(Element-and-box listings)
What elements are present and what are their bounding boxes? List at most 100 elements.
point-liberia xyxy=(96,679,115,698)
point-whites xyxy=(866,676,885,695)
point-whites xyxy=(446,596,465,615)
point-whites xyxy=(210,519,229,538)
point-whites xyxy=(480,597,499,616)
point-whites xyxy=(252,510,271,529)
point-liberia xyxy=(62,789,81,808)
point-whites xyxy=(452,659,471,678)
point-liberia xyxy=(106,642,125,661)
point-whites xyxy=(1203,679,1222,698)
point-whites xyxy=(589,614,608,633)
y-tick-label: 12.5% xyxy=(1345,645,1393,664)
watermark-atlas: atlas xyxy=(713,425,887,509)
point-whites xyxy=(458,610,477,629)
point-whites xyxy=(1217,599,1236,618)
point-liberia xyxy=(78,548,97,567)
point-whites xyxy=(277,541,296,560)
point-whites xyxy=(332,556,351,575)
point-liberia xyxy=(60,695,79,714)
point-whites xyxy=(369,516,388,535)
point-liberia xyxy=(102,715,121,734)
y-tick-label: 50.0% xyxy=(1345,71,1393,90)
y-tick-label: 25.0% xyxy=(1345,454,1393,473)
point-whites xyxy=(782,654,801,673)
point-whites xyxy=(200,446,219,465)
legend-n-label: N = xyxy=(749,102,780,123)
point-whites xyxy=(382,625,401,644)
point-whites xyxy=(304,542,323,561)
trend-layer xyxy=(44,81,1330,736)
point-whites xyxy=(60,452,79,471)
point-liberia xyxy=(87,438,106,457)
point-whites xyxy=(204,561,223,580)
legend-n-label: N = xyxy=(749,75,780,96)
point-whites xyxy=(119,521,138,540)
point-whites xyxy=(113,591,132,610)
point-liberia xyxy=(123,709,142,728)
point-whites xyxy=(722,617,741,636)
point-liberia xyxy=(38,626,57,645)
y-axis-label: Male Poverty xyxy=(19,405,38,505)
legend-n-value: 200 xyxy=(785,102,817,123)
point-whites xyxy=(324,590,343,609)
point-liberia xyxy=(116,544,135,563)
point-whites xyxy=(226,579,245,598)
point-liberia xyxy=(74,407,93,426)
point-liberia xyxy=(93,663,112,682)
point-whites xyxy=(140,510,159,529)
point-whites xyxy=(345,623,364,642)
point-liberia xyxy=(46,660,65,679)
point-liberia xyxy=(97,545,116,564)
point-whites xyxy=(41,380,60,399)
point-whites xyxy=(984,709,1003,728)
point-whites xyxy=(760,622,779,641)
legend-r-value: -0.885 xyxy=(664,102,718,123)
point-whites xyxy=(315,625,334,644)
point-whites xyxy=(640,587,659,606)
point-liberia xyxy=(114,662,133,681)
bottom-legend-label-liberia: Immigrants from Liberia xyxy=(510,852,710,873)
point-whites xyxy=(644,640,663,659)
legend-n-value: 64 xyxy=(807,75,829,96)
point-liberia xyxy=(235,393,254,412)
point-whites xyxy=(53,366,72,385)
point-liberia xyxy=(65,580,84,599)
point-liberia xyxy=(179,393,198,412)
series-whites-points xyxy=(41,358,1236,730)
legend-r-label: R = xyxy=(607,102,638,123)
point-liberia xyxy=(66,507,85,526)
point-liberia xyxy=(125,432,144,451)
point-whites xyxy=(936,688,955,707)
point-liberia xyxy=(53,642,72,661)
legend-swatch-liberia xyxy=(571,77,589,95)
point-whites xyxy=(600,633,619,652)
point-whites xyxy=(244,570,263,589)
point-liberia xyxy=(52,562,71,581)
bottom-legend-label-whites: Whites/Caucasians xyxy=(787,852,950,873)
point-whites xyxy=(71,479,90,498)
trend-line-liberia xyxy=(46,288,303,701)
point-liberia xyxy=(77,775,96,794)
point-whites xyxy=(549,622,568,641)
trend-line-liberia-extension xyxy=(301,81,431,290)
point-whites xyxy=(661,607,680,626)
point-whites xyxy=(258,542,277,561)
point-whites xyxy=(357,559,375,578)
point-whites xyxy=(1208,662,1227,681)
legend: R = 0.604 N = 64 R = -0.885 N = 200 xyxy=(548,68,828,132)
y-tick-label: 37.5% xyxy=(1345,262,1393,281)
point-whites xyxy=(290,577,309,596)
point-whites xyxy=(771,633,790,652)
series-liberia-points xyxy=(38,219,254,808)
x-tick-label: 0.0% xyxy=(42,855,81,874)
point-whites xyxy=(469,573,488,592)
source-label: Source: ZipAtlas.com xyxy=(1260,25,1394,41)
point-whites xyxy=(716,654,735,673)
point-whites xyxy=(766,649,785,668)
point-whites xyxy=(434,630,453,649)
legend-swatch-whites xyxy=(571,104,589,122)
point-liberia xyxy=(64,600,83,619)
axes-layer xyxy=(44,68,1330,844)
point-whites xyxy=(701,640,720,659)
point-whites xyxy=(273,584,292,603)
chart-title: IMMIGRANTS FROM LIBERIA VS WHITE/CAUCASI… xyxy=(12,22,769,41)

EXERCISE BRIEF: Can you repeat every line of the data above word for word, with nothing added or left out?

RESPONSE FOR THIS EXERCISE:
What elements are present and what are their bounding boxes? List at most 100 elements.
point-liberia xyxy=(96,679,115,698)
point-whites xyxy=(866,676,885,695)
point-whites xyxy=(446,596,465,615)
point-whites xyxy=(210,519,229,538)
point-whites xyxy=(480,597,499,616)
point-whites xyxy=(252,510,271,529)
point-liberia xyxy=(62,789,81,808)
point-whites xyxy=(452,659,471,678)
point-liberia xyxy=(106,642,125,661)
point-whites xyxy=(1203,679,1222,698)
point-whites xyxy=(589,614,608,633)
y-tick-label: 12.5% xyxy=(1345,645,1393,664)
watermark-atlas: atlas xyxy=(713,425,887,509)
point-whites xyxy=(458,610,477,629)
point-whites xyxy=(1217,599,1236,618)
point-liberia xyxy=(78,548,97,567)
point-whites xyxy=(277,541,296,560)
point-whites xyxy=(332,556,351,575)
point-liberia xyxy=(60,695,79,714)
point-whites xyxy=(369,516,388,535)
point-liberia xyxy=(102,715,121,734)
y-tick-label: 50.0% xyxy=(1345,71,1393,90)
y-tick-label: 25.0% xyxy=(1345,454,1393,473)
point-whites xyxy=(782,654,801,673)
point-whites xyxy=(200,446,219,465)
legend-n-label: N = xyxy=(749,102,780,123)
point-whites xyxy=(382,625,401,644)
point-whites xyxy=(304,542,323,561)
trend-layer xyxy=(44,81,1330,736)
point-whites xyxy=(60,452,79,471)
point-liberia xyxy=(87,438,106,457)
point-whites xyxy=(204,561,223,580)
legend-n-label: N = xyxy=(749,75,780,96)
point-whites xyxy=(119,521,138,540)
point-whites xyxy=(113,591,132,610)
point-liberia xyxy=(123,709,142,728)
point-whites xyxy=(722,617,741,636)
point-liberia xyxy=(38,626,57,645)
y-axis-label: Male Poverty xyxy=(19,405,38,505)
legend-n-value: 200 xyxy=(785,102,817,123)
point-whites xyxy=(324,590,343,609)
point-liberia xyxy=(116,544,135,563)
point-whites xyxy=(226,579,245,598)
point-liberia xyxy=(74,407,93,426)
point-liberia xyxy=(93,663,112,682)
point-whites xyxy=(140,510,159,529)
point-whites xyxy=(345,623,364,642)
point-liberia xyxy=(46,660,65,679)
point-liberia xyxy=(97,545,116,564)
point-whites xyxy=(41,380,60,399)
point-whites xyxy=(984,709,1003,728)
point-whites xyxy=(760,622,779,641)
legend-r-value: -0.885 xyxy=(664,102,718,123)
point-whites xyxy=(315,625,334,644)
point-whites xyxy=(640,587,659,606)
point-liberia xyxy=(114,662,133,681)
bottom-legend-label-liberia: Immigrants from Liberia xyxy=(510,852,710,873)
point-whites xyxy=(644,640,663,659)
legend-n-value: 64 xyxy=(807,75,829,96)
point-liberia xyxy=(235,393,254,412)
point-whites xyxy=(53,366,72,385)
point-liberia xyxy=(65,580,84,599)
point-liberia xyxy=(179,393,198,412)
series-whites-points xyxy=(41,358,1236,730)
legend-r-label: R = xyxy=(607,102,638,123)
point-liberia xyxy=(66,507,85,526)
point-liberia xyxy=(125,432,144,451)
point-whites xyxy=(936,688,955,707)
point-liberia xyxy=(53,642,72,661)
legend-swatch-liberia xyxy=(571,77,589,95)
point-whites xyxy=(600,633,619,652)
point-whites xyxy=(244,570,263,589)
point-liberia xyxy=(52,562,71,581)
bottom-legend-label-whites: Whites/Caucasians xyxy=(787,852,950,873)
point-whites xyxy=(71,479,90,498)
trend-line-liberia xyxy=(46,288,303,701)
point-liberia xyxy=(77,775,96,794)
point-whites xyxy=(549,622,568,641)
trend-line-liberia-extension xyxy=(301,81,431,290)
point-whites xyxy=(661,607,680,626)
point-whites xyxy=(258,542,277,561)
point-whites xyxy=(357,559,375,578)
point-whites xyxy=(1208,662,1227,681)
legend: R = 0.604 N = 64 R = -0.885 N = 200 xyxy=(548,68,828,132)
y-tick-label: 37.5% xyxy=(1345,262,1393,281)
point-whites xyxy=(290,577,309,596)
point-whites xyxy=(771,633,790,652)
series-liberia-points xyxy=(38,219,254,808)
x-tick-label: 0.0% xyxy=(42,855,81,874)
point-whites xyxy=(469,573,488,592)
source-label: Source: ZipAtlas.com xyxy=(1260,25,1394,41)
point-whites xyxy=(716,654,735,673)
point-whites xyxy=(766,649,785,668)
point-whites xyxy=(434,630,453,649)
legend-swatch-whites xyxy=(571,104,589,122)
point-liberia xyxy=(64,600,83,619)
axes-layer xyxy=(44,68,1330,844)
point-whites xyxy=(701,640,720,659)
point-whites xyxy=(273,584,292,603)
chart-title: IMMIGRANTS FROM LIBERIA VS WHITE/CAUCASI… xyxy=(12,22,769,41)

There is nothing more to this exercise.